__GIVEN TASK__. Every record that follows should be printed verbatim.

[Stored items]
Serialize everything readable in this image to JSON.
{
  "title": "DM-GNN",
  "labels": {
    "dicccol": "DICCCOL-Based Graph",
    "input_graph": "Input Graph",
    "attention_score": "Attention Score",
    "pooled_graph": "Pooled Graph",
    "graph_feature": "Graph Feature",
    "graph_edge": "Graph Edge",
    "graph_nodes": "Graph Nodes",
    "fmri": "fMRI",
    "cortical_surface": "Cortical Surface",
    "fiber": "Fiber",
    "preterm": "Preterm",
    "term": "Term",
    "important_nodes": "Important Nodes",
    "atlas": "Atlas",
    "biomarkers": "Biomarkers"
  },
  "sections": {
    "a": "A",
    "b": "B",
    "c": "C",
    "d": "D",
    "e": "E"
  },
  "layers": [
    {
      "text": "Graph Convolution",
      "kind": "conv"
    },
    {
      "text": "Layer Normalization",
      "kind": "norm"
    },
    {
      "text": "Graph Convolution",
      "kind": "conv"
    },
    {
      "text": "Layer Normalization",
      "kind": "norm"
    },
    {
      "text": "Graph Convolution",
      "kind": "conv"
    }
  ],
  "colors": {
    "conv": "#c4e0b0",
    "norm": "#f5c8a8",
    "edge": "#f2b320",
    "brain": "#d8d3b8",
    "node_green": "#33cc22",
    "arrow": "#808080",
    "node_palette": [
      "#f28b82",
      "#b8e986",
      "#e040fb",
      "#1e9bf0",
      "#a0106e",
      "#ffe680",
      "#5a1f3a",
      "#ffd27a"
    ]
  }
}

__SOLUTION__.
Serialize everything readable in this image to JSON.
{
  "title": "DM-GNN",
  "labels": {
    "dicccol": "DICCCOL-Based Graph",
    "input_graph": "Input Graph",
    "attention_score": "Attention Score",
    "pooled_graph": "Pooled Graph",
    "graph_feature": "Graph Feature",
    "graph_edge": "Graph Edge",
    "graph_nodes": "Graph Nodes",
    "fmri": "fMRI",
    "cortical_surface": "Cortical Surface",
    "fiber": "Fiber",
    "preterm": "Preterm",
    "term": "Term",
    "important_nodes": "Important Nodes",
    "atlas": "Atlas",
    "biomarkers": "Biomarkers"
  },
  "sections": {
    "a": "A",
    "b": "B",
    "c": "C",
    "d": "D",
    "e": "E"
  },
  "layers": [
    {
      "text": "Graph Convolution",
      "kind": "conv"
    },
    {
      "text": "Layer Normalization",
      "kind": "norm"
    },
    {
      "text": "Graph Convolution",
      "kind": "conv"
    },
    {
      "text": "Layer Normalization",
      "kind": "norm"
    },
    {
      "text": "Graph Convolution",
      "kind": "conv"
    }
  ],
  "colors": {
    "conv": "#c4e0b0",
    "norm": "#f5c8a8",
    "edge": "#f2b320",
    "brain": "#d8d3b8",
    "node_green": "#33cc22",
    "arrow": "#808080",
    "node_palette": [
      "#f28b82",
      "#b8e986",
      "#e040fb",
      "#1e9bf0",
      "#a0106e",
      "#ffe680",
      "#5a1f3a",
      "#ffd27a"
    ]
  }
}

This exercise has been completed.